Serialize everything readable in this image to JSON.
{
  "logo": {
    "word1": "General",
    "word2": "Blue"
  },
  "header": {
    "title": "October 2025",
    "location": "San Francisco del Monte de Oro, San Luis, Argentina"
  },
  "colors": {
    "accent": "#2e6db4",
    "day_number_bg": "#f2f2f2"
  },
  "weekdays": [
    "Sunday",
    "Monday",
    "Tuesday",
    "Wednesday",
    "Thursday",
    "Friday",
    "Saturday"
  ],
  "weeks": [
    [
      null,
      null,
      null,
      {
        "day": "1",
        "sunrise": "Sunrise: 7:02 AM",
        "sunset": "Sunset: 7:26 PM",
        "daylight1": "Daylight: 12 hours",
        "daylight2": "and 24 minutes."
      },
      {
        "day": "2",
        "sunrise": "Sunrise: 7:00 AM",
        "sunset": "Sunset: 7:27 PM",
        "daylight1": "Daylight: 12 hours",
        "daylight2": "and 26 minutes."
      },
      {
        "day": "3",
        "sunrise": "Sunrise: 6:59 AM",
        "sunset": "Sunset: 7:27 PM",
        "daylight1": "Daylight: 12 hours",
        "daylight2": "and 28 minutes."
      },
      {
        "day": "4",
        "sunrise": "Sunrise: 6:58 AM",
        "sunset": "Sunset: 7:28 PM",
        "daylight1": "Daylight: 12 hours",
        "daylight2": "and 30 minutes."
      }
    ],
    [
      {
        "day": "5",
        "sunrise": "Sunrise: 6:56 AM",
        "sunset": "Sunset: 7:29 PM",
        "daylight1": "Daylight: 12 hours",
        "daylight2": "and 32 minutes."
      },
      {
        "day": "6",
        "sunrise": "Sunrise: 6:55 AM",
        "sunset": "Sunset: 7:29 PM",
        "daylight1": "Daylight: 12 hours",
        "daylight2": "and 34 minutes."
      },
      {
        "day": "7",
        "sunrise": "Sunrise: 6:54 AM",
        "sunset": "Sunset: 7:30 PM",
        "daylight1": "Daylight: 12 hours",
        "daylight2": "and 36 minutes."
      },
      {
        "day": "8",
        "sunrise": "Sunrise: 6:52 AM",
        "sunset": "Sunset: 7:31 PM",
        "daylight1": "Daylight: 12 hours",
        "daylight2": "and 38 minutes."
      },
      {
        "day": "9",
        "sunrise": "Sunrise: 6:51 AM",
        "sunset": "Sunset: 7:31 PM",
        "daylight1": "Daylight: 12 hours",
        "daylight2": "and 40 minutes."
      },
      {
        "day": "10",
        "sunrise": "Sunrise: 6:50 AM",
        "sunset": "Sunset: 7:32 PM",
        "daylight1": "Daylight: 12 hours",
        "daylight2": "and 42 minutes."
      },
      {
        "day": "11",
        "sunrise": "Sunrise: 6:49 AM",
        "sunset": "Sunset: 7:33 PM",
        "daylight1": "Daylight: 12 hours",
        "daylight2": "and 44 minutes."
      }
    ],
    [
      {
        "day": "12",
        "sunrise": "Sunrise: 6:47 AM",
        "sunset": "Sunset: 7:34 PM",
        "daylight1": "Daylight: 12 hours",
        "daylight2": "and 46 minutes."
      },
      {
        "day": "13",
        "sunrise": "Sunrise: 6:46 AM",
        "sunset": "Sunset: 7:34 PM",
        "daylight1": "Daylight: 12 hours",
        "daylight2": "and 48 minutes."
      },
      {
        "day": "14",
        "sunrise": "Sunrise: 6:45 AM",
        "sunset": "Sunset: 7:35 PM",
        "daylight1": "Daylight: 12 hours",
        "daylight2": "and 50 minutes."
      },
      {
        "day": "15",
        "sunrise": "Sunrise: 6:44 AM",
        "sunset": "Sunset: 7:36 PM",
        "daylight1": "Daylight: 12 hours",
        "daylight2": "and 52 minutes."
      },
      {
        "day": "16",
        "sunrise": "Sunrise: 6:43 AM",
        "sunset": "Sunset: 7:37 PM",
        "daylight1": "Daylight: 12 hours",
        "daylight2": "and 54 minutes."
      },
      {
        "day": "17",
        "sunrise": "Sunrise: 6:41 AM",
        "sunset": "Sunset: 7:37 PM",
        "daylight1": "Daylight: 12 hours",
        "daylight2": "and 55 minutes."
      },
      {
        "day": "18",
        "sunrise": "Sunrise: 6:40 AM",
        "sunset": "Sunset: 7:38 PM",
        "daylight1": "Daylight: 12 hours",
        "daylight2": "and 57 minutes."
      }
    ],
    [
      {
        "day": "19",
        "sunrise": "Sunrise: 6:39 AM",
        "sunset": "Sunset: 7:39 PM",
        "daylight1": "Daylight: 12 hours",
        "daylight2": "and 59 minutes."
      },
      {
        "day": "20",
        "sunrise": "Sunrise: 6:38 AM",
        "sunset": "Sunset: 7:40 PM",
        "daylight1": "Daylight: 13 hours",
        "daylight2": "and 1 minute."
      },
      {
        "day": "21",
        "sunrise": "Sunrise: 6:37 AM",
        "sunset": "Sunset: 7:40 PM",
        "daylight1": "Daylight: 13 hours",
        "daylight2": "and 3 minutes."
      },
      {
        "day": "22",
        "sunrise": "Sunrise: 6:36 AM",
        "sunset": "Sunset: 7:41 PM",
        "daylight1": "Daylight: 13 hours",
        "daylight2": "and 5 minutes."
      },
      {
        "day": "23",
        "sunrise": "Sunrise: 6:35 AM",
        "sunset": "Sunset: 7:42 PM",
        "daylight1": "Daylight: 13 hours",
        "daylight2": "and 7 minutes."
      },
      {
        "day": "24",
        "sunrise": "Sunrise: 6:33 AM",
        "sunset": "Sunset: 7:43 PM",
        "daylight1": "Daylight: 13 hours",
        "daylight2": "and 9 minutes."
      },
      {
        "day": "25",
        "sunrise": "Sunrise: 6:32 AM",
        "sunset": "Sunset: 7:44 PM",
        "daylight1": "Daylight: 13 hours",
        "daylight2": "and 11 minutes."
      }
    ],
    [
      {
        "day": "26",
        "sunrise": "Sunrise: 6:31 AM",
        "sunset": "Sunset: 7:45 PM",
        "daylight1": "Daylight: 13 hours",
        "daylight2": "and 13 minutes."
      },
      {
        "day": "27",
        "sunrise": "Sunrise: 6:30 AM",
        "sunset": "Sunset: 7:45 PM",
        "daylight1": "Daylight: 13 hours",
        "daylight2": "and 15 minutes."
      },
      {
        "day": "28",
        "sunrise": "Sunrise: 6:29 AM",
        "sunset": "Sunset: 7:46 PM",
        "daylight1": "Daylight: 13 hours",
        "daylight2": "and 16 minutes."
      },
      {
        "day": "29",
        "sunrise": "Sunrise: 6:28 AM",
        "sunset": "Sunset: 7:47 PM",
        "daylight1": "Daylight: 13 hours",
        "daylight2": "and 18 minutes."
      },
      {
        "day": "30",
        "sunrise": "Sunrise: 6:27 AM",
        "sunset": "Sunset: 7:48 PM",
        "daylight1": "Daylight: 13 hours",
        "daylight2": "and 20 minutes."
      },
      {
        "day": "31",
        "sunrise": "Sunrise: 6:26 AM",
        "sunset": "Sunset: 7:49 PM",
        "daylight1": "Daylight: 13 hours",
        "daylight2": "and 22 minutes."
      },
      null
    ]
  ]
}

= = = =

### [TASK PROMPT]
Retype the material above, line by line, exactly.

### [ANSWER TO THIS EXERCISE]
Serialize everything readable in this image to JSON.
{
  "logo": {
    "word1": "General",
    "word2": "Blue"
  },
  "header": {
    "title": "October 2025",
    "location": "San Francisco del Monte de Oro, San Luis, Argentina"
  },
  "colors": {
    "accent": "#2e6db4",
    "day_number_bg": "#f2f2f2"
  },
  "weekdays": [
    "Sunday",
    "Monday",
    "Tuesday",
    "Wednesday",
    "Thursday",
    "Friday",
    "Saturday"
  ],
  "weeks": [
    [
      null,
      null,
      null,
      {
        "day": "1",
        "sunrise": "Sunrise: 7:02 AM",
        "sunset": "Sunset: 7:26 PM",
        "daylight1": "Daylight: 12 hours",
        "daylight2": "and 24 minutes."
      },
      {
        "day": "2",
        "sunrise": "Sunrise: 7:00 AM",
        "sunset": "Sunset: 7:27 PM",
        "daylight1": "Daylight: 12 hours",
        "daylight2": "and 26 minutes."
      },
      {
        "day": "3",
        "sunrise": "Sunrise: 6:59 AM",
        "sunset": "Sunset: 7:27 PM",
        "daylight1": "Daylight: 12 hours",
        "daylight2": "and 28 minutes."
      },
      {
        "day": "4",
        "sunrise": "Sunrise: 6:58 AM",
        "sunset": "Sunset: 7:28 PM",
        "daylight1": "Daylight: 12 hours",
        "daylight2": "and 30 minutes."
      }
    ],
    [
      {
        "day": "5",
        "sunrise": "Sunrise: 6:56 AM",
        "sunset": "Sunset: 7:29 PM",
        "daylight1": "Daylight: 12 hours",
        "daylight2": "and 32 minutes."
      },
      {
        "day": "6",
        "sunrise": "Sunrise: 6:55 AM",
        "sunset": "Sunset: 7:29 PM",
        "daylight1": "Daylight: 12 hours",
        "daylight2": "and 34 minutes."
      },
      {
        "day": "7",
        "sunrise": "Sunrise: 6:54 AM",
        "sunset": "Sunset: 7:30 PM",
        "daylight1": "Daylight: 12 hours",
        "daylight2": "and 36 minutes."
      },
      {
        "day": "8",
        "sunrise": "Sunrise: 6:52 AM",
        "sunset": "Sunset: 7:31 PM",
        "daylight1": "Daylight: 12 hours",
        "daylight2": "and 38 minutes."
      },
      {
        "day": "9",
        "sunrise": "Sunrise: 6:51 AM",
        "sunset": "Sunset: 7:31 PM",
        "daylight1": "Daylight: 12 hours",
        "daylight2": "and 40 minutes."
      },
      {
        "day": "10",
        "sunrise": "Sunrise: 6:50 AM",
        "sunset": "Sunset: 7:32 PM",
        "daylight1": "Daylight: 12 hours",
        "daylight2": "and 42 minutes."
      },
      {
        "day": "11",
        "sunrise": "Sunrise: 6:49 AM",
        "sunset": "Sunset: 7:33 PM",
        "daylight1": "Daylight: 12 hours",
        "daylight2": "and 44 minutes."
      }
    ],
    [
      {
        "day": "12",
        "sunrise": "Sunrise: 6:47 AM",
        "sunset": "Sunset: 7:34 PM",
        "daylight1": "Daylight: 12 hours",
        "daylight2": "and 46 minutes."
      },
      {
        "day": "13",
        "sunrise": "Sunrise: 6:46 AM",
        "sunset": "Sunset: 7:34 PM",
        "daylight1": "Daylight: 12 hours",
        "daylight2": "and 48 minutes."
      },
      {
        "day": "14",
        "sunrise": "Sunrise: 6:45 AM",
        "sunset": "Sunset: 7:35 PM",
        "daylight1": "Daylight: 12 hours",
        "daylight2": "and 50 minutes."
      },
      {
        "day": "15",
        "sunrise": "Sunrise: 6:44 AM",
        "sunset": "Sunset: 7:36 PM",
        "daylight1": "Daylight: 12 hours",
        "daylight2": "and 52 minutes."
      },
      {
        "day": "16",
        "sunrise": "Sunrise: 6:43 AM",
        "sunset": "Sunset: 7:37 PM",
        "daylight1": "Daylight: 12 hours",
        "daylight2": "and 54 minutes."
      },
      {
        "day": "17",
        "sunrise": "Sunrise: 6:41 AM",
        "sunset": "Sunset: 7:37 PM",
        "daylight1": "Daylight: 12 hours",
        "daylight2": "and 55 minutes."
      },
      {
        "day": "18",
        "sunrise": "Sunrise: 6:40 AM",
        "sunset": "Sunset: 7:38 PM",
        "daylight1": "Daylight: 12 hours",
        "daylight2": "and 57 minutes."
      }
    ],
    [
      {
        "day": "19",
        "sunrise": "Sunrise: 6:39 AM",
        "sunset": "Sunset: 7:39 PM",
        "daylight1": "Daylight: 12 hours",
        "daylight2": "and 59 minutes."
      },
      {
        "day": "20",
        "sunrise": "Sunrise: 6:38 AM",
        "sunset": "Sunset: 7:40 PM",
        "daylight1": "Daylight: 13 hours",
        "daylight2": "and 1 minute."
      },
      {
        "day": "21",
        "sunrise": "Sunrise: 6:37 AM",
        "sunset": "Sunset: 7:40 PM",
        "daylight1": "Daylight: 13 hours",
        "daylight2": "and 3 minutes."
      },
      {
        "day": "22",
        "sunrise": "Sunrise: 6:36 AM",
        "sunset": "Sunset: 7:41 PM",
        "daylight1": "Daylight: 13 hours",
        "daylight2": "and 5 minutes."
      },
      {
        "day": "23",
        "sunrise": "Sunrise: 6:35 AM",
        "sunset": "Sunset: 7:42 PM",
        "daylight1": "Daylight: 13 hours",
        "daylight2": "and 7 minutes."
      },
      {
        "day": "24",
        "sunrise": "Sunrise: 6:33 AM",
        "sunset": "Sunset: 7:43 PM",
        "daylight1": "Daylight: 13 hours",
        "daylight2": "and 9 minutes."
      },
      {
        "day": "25",
        "sunrise": "Sunrise: 6:32 AM",
        "sunset": "Sunset: 7:44 PM",
        "daylight1": "Daylight: 13 hours",
        "daylight2": "and 11 minutes."
      }
    ],
    [
      {
        "day": "26",
        "sunrise": "Sunrise: 6:31 AM",
        "sunset": "Sunset: 7:45 PM",
        "daylight1": "Daylight: 13 hours",
        "daylight2": "and 13 minutes."
      },
      {
        "day": "27",
        "sunrise": "Sunrise: 6:30 AM",
        "sunset": "Sunset: 7:45 PM",
        "daylight1": "Daylight: 13 hours",
        "daylight2": "and 15 minutes."
      },
      {
        "day": "28",
        "sunrise": "Sunrise: 6:29 AM",
        "sunset": "Sunset: 7:46 PM",
        "daylight1": "Daylight: 13 hours",
        "daylight2": "and 16 minutes."
      },
      {
        "day": "29",
        "sunrise": "Sunrise: 6:28 AM",
        "sunset": "Sunset: 7:47 PM",
        "daylight1": "Daylight: 13 hours",
        "daylight2": "and 18 minutes."
      },
      {
        "day": "30",
        "sunrise": "Sunrise: 6:27 AM",
        "sunset": "Sunset: 7:48 PM",
        "daylight1": "Daylight: 13 hours",
        "daylight2": "and 20 minutes."
      },
      {
        "day": "31",
        "sunrise": "Sunrise: 6:26 AM",
        "sunset": "Sunset: 7:49 PM",
        "daylight1": "Daylight: 13 hours",
        "daylight2": "and 22 minutes."
      },
      null
    ]
  ]
}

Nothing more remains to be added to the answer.